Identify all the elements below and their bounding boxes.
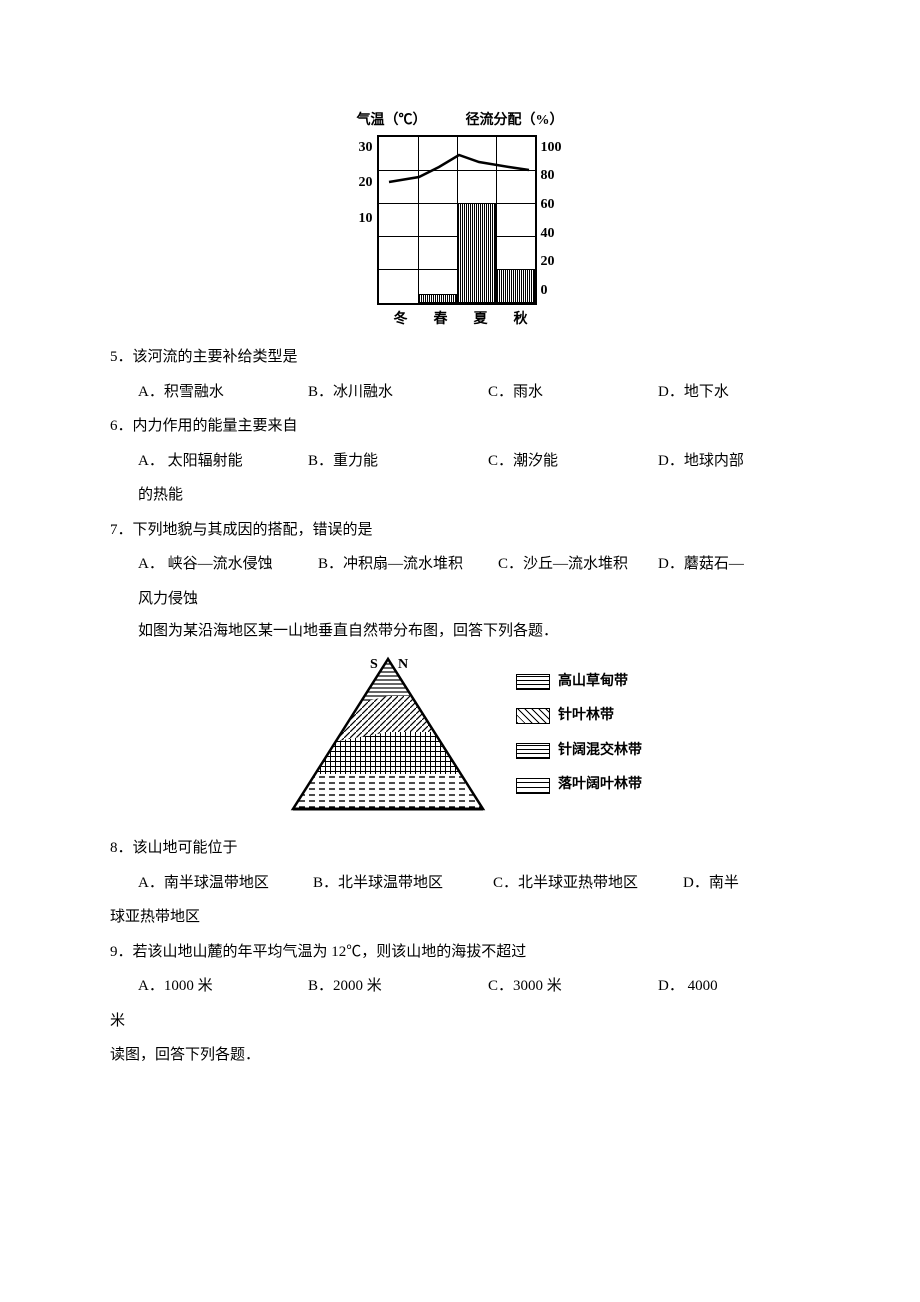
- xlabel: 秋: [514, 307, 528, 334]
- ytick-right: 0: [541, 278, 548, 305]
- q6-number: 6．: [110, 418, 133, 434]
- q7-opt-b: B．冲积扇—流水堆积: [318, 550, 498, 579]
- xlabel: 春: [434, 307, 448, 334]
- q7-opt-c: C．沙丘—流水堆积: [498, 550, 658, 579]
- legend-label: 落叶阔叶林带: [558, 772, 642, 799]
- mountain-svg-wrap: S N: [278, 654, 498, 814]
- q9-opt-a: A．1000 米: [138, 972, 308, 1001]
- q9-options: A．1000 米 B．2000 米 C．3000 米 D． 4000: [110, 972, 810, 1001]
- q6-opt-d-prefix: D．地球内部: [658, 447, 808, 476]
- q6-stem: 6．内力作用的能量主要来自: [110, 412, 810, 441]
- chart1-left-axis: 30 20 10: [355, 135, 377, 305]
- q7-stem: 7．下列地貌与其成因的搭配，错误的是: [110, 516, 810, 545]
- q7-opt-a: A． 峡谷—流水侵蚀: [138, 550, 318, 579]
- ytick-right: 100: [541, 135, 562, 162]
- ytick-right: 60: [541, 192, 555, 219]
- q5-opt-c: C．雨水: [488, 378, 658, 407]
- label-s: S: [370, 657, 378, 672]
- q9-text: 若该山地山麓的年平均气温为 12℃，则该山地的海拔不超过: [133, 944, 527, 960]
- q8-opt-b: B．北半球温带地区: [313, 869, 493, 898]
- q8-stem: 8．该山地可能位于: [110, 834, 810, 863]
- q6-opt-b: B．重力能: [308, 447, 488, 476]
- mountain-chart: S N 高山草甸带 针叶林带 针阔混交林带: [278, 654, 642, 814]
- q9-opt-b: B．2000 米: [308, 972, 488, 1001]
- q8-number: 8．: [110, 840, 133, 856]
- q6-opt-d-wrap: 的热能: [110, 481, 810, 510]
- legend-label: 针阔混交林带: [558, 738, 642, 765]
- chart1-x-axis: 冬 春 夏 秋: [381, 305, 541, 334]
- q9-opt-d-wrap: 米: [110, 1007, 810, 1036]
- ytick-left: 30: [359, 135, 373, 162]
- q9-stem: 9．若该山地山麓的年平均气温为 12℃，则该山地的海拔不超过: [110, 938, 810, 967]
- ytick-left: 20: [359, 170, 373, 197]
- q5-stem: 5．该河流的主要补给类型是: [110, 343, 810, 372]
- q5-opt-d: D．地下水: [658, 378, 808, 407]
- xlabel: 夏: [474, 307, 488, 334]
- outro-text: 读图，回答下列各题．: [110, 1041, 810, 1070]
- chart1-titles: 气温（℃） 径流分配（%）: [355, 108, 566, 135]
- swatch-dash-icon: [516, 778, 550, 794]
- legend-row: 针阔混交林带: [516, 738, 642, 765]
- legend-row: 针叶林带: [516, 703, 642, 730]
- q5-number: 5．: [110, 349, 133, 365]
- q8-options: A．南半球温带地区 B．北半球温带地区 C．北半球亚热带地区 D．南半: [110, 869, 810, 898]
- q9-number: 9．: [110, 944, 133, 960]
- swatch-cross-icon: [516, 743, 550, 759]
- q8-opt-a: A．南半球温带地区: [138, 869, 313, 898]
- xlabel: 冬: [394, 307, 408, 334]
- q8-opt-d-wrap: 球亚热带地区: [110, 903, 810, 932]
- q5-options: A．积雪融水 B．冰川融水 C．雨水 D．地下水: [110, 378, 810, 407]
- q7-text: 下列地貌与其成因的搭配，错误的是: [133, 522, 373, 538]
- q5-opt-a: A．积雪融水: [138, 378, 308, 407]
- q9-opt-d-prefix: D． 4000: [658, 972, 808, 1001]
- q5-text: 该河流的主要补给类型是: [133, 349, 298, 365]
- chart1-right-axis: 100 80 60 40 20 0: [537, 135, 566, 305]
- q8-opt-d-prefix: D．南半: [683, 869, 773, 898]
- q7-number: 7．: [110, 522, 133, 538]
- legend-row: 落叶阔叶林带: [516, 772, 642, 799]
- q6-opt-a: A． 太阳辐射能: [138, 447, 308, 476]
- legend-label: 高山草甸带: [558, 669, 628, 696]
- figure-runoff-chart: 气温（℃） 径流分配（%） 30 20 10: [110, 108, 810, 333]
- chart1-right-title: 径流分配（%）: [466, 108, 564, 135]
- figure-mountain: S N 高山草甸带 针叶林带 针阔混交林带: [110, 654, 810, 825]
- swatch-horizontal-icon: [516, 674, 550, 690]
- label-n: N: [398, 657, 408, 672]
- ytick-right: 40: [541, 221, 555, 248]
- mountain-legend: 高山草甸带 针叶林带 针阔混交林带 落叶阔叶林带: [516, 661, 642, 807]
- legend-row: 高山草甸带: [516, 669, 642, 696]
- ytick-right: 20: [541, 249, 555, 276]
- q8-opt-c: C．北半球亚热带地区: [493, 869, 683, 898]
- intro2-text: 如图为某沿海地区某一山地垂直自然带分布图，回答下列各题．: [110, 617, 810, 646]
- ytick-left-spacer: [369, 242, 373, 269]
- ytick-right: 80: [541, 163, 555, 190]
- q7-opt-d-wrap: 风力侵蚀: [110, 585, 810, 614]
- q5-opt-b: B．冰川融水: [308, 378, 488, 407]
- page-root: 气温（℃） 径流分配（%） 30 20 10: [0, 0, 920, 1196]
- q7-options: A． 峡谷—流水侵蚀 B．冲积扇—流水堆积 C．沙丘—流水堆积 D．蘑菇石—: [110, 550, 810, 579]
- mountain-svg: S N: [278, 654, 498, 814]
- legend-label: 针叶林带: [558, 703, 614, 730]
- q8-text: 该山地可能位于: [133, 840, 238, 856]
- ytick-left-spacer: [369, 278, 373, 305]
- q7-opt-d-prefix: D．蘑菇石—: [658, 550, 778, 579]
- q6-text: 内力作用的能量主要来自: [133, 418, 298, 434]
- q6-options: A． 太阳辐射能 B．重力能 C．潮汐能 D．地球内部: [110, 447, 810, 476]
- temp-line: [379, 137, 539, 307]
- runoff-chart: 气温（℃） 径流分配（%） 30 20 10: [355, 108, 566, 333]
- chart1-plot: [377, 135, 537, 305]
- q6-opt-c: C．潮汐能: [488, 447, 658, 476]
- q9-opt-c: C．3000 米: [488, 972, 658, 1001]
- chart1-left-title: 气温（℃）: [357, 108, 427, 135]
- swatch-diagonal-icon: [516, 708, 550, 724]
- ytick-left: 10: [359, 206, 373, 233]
==
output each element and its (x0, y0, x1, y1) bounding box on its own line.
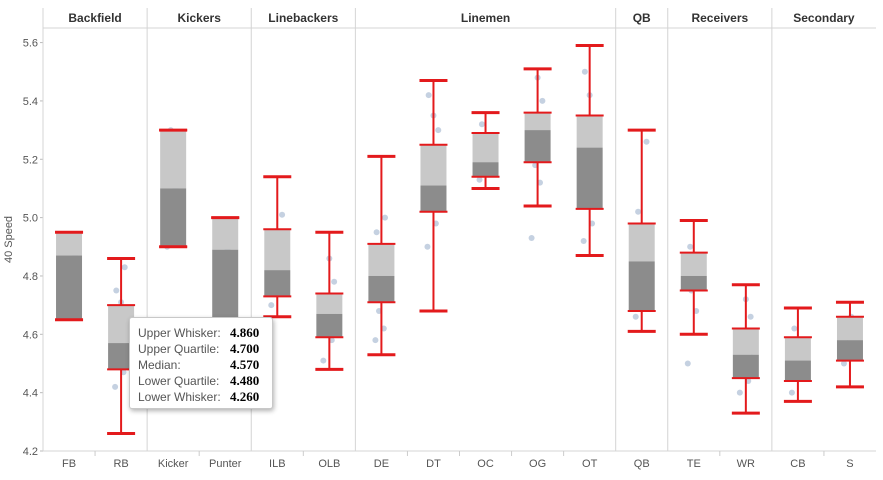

• _REQUIREMENTS_
Copy the material above word for word, starting at the line that contains "Identify all the" and ending at the line that contains "- q6-stem: 6．内力作用的能量主要来自: [110, 412, 810, 441]", with both of those lines included. Leave the pictures out of your copy.

• _SOLUTION_
Identify all the elements below and their bounding boxes.
- xlabel: 秋: [514, 307, 528, 334]
- ytick-right: 0: [541, 278, 548, 305]
- q6-number: 6．: [110, 418, 133, 434]
- q7-opt-b: B．冲积扇—流水堆积: [318, 550, 498, 579]
- xlabel: 春: [434, 307, 448, 334]
- q7-opt-c: C．沙丘—流水堆积: [498, 550, 658, 579]
- legend-label: 落叶阔叶林带: [558, 772, 642, 799]
- mountain-svg-wrap: S N: [278, 654, 498, 814]
- q9-opt-a: A．1000 米: [138, 972, 308, 1001]
- q9-options: A．1000 米 B．2000 米 C．3000 米 D． 4000: [110, 972, 810, 1001]
- q6-opt-d-prefix: D．地球内部: [658, 447, 808, 476]
- q6-stem: 6．内力作用的能量主要来自: [110, 412, 810, 441]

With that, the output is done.